What the task asks = From the entries below, work out the number of lines that hold the word "Захар", and give that number alone.

(begin)

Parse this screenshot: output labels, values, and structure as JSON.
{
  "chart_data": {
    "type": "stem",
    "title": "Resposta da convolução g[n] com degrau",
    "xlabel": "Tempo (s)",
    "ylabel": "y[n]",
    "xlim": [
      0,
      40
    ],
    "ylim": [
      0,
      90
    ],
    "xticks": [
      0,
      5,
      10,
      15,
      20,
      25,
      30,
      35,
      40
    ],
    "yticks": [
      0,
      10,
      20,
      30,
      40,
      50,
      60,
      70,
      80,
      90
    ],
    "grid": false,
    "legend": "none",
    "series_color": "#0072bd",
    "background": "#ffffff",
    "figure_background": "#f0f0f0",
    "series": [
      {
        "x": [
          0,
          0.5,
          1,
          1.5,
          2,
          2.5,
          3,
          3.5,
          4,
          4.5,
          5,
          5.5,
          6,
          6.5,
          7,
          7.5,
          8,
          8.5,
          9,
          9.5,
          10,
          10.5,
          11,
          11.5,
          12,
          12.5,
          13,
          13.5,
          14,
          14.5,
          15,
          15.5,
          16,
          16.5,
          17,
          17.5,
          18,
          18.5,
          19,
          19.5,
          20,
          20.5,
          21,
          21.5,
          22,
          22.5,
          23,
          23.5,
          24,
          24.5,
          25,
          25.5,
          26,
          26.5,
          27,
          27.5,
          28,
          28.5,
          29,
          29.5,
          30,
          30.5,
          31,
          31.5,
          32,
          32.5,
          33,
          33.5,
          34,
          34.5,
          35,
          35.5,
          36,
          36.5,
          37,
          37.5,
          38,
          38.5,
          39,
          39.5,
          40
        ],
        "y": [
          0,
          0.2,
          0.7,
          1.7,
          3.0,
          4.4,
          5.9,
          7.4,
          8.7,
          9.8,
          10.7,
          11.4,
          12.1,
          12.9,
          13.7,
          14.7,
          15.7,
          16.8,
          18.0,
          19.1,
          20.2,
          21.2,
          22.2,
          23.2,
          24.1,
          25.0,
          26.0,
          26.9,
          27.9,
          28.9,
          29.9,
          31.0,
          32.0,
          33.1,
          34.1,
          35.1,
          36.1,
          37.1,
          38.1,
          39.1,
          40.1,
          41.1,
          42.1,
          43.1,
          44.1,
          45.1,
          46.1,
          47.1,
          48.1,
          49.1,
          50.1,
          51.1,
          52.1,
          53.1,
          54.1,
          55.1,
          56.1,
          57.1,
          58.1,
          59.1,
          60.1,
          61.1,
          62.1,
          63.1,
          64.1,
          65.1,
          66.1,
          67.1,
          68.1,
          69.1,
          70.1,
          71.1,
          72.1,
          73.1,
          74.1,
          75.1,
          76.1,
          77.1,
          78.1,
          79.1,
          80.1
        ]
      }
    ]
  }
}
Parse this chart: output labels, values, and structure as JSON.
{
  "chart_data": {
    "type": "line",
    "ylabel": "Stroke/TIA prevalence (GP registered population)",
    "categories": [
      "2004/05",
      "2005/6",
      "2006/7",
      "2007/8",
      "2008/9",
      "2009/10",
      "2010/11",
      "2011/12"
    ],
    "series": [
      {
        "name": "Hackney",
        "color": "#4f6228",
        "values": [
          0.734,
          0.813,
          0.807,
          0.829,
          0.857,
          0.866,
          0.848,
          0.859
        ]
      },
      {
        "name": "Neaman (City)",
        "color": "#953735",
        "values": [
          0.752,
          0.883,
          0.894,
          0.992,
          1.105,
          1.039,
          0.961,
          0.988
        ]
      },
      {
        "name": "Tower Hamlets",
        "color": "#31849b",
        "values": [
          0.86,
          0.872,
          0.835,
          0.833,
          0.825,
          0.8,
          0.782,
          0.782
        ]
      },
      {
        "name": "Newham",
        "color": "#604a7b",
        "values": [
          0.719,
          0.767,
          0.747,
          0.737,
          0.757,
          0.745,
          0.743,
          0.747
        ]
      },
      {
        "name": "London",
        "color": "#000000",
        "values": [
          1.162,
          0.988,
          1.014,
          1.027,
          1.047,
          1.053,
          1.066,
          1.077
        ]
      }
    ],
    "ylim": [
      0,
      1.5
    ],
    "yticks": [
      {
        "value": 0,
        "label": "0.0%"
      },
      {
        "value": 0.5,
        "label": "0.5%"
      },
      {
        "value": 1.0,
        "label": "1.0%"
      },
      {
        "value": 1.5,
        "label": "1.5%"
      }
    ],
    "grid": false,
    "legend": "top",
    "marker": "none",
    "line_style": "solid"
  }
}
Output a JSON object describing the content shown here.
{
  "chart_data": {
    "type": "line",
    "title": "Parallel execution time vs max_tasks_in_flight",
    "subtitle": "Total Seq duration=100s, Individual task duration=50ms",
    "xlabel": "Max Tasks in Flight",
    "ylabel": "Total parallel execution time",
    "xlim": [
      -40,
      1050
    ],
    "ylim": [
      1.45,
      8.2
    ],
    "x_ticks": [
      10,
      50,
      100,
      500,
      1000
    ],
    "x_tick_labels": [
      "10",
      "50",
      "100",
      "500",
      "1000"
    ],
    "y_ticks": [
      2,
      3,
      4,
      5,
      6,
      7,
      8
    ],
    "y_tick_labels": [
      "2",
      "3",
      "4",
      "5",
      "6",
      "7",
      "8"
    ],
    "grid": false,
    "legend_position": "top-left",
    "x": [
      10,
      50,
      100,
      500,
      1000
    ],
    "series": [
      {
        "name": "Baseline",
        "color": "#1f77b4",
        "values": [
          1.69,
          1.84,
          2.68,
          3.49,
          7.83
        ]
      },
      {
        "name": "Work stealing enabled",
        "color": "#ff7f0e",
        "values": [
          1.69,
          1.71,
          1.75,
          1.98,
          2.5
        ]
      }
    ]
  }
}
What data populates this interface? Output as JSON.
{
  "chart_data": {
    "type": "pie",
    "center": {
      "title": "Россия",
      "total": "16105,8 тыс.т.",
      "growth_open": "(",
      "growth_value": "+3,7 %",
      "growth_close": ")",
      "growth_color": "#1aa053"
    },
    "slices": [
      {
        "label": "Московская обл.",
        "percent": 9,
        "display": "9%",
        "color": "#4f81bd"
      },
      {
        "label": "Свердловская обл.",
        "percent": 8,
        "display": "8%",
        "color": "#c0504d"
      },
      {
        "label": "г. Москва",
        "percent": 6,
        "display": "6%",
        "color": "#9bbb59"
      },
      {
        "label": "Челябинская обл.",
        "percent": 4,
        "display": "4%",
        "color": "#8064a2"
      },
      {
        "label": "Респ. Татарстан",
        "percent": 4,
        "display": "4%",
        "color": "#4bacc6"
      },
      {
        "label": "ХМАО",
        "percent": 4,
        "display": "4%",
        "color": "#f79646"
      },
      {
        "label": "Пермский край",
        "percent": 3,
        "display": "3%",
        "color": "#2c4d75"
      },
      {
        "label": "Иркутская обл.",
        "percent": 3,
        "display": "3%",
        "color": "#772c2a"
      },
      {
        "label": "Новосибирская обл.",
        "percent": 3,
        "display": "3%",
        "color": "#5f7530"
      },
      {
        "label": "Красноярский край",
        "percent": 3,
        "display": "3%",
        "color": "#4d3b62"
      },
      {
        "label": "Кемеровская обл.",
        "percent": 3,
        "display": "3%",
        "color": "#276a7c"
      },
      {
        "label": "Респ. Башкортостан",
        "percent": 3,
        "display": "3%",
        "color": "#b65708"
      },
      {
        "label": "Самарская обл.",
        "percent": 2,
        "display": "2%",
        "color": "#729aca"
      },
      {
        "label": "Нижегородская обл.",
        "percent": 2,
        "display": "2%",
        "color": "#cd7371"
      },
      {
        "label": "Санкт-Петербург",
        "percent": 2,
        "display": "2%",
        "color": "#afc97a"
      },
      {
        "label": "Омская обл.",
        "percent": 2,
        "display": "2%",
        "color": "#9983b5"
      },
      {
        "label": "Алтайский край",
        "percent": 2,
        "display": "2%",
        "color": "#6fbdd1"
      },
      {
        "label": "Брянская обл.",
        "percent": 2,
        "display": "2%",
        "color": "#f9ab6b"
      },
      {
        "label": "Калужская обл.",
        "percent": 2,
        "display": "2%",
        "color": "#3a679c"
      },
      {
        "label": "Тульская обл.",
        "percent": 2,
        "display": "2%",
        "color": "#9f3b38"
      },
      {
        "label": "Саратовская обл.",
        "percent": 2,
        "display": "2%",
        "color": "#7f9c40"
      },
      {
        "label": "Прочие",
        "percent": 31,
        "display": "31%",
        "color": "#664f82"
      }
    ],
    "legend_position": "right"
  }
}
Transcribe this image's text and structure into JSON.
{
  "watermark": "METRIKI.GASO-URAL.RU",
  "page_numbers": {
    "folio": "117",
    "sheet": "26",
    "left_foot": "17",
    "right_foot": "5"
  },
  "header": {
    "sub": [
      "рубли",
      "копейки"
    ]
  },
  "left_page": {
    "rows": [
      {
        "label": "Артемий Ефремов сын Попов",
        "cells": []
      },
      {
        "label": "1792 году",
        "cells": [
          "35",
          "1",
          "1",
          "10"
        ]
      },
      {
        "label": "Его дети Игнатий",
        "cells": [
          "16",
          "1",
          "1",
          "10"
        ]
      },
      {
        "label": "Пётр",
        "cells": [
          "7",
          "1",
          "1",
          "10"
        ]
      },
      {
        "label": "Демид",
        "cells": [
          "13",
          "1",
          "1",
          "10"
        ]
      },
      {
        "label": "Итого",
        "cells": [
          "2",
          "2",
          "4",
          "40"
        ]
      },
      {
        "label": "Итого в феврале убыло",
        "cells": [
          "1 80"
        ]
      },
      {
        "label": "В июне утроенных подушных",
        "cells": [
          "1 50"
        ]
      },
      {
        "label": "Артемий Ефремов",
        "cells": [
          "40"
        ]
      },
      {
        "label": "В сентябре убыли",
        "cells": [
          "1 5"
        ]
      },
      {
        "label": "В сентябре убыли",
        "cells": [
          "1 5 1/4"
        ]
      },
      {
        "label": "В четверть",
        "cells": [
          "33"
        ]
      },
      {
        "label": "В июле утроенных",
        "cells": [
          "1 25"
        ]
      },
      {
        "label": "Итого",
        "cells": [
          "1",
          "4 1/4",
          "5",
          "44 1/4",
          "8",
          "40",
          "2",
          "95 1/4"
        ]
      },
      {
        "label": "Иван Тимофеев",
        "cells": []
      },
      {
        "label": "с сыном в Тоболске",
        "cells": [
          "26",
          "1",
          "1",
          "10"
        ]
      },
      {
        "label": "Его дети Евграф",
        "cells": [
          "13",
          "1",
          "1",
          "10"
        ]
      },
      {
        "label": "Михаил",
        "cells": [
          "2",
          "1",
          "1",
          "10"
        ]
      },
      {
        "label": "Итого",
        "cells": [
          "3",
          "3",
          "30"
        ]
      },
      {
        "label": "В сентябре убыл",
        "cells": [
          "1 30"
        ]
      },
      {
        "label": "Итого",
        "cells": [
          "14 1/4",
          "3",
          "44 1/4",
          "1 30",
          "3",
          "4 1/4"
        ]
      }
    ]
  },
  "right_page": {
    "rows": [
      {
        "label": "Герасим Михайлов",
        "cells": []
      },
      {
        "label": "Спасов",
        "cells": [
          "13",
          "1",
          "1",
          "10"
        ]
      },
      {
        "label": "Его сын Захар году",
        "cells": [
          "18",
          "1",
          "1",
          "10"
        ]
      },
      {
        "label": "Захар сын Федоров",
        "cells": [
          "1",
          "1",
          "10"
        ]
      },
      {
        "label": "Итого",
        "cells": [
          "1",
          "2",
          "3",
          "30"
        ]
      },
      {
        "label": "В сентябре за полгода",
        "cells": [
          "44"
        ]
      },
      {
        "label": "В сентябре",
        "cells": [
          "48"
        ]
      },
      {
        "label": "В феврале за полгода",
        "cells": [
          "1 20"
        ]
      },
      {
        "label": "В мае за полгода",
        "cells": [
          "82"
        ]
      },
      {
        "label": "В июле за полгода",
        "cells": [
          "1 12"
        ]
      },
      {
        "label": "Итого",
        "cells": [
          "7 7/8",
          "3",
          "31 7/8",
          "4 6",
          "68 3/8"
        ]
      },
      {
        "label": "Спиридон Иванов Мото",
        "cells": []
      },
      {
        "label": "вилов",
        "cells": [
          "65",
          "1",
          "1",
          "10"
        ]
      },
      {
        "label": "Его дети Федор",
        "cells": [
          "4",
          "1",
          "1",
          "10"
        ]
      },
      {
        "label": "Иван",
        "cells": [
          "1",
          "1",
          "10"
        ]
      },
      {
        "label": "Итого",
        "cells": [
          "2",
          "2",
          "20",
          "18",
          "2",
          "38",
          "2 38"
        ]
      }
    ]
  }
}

(end)

Answer to this exercise = 2